▸ Records provided:
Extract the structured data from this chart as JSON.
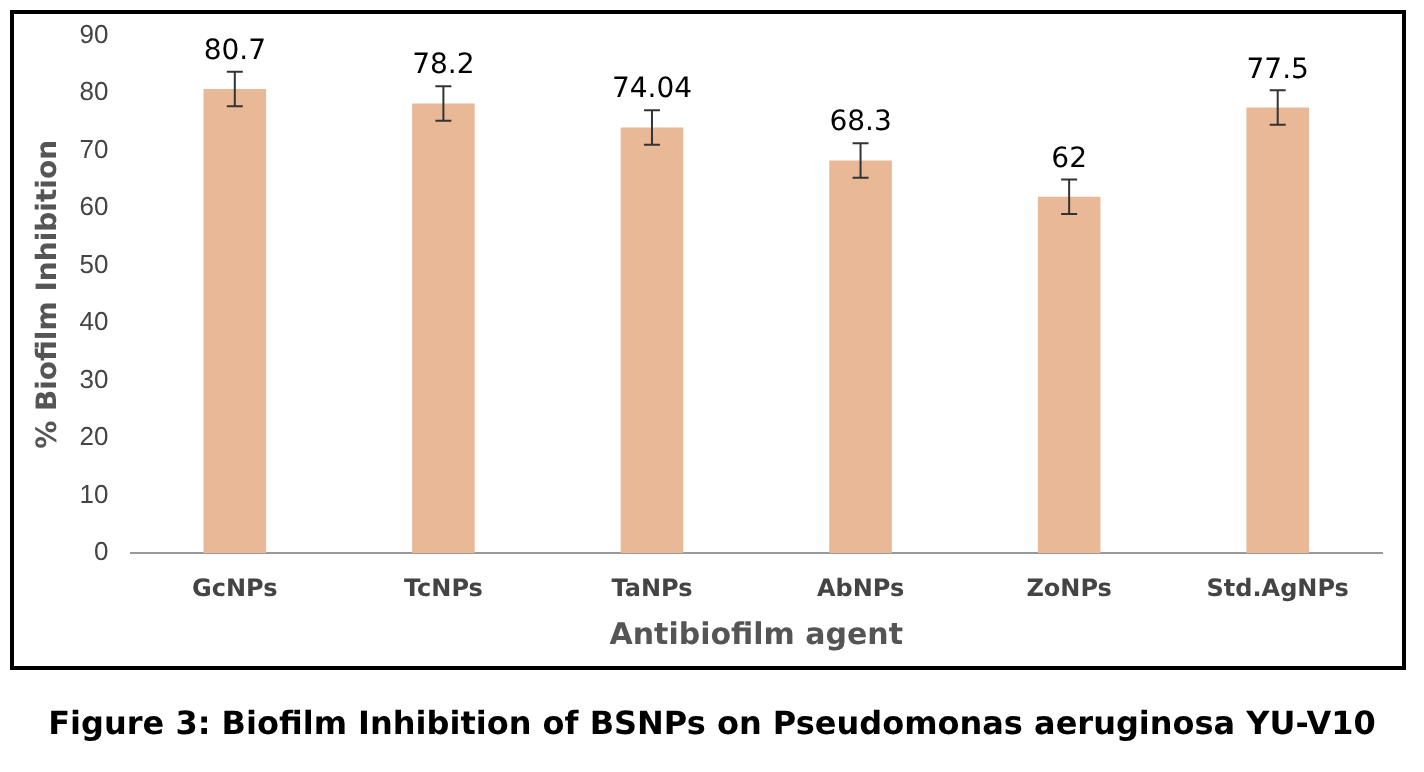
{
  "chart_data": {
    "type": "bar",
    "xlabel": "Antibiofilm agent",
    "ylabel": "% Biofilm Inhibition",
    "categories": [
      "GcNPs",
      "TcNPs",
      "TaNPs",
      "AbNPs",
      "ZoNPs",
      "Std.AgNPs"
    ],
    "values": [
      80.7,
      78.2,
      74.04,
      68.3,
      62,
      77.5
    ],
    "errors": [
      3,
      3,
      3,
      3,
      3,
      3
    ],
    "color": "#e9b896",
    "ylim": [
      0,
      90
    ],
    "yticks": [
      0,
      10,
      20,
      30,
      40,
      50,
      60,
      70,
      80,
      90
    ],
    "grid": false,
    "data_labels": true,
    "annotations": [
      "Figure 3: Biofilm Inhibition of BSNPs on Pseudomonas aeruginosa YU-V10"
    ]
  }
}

▸ Given exercise: Collect, from the material above, every line containing the word "Inhibition".

▸ Output of the exercise:
    "ylabel": "% Biofilm Inhibition",
      "Figure 3: Biofilm Inhibition of BSNPs on Pseudomonas aeruginosa YU-V10"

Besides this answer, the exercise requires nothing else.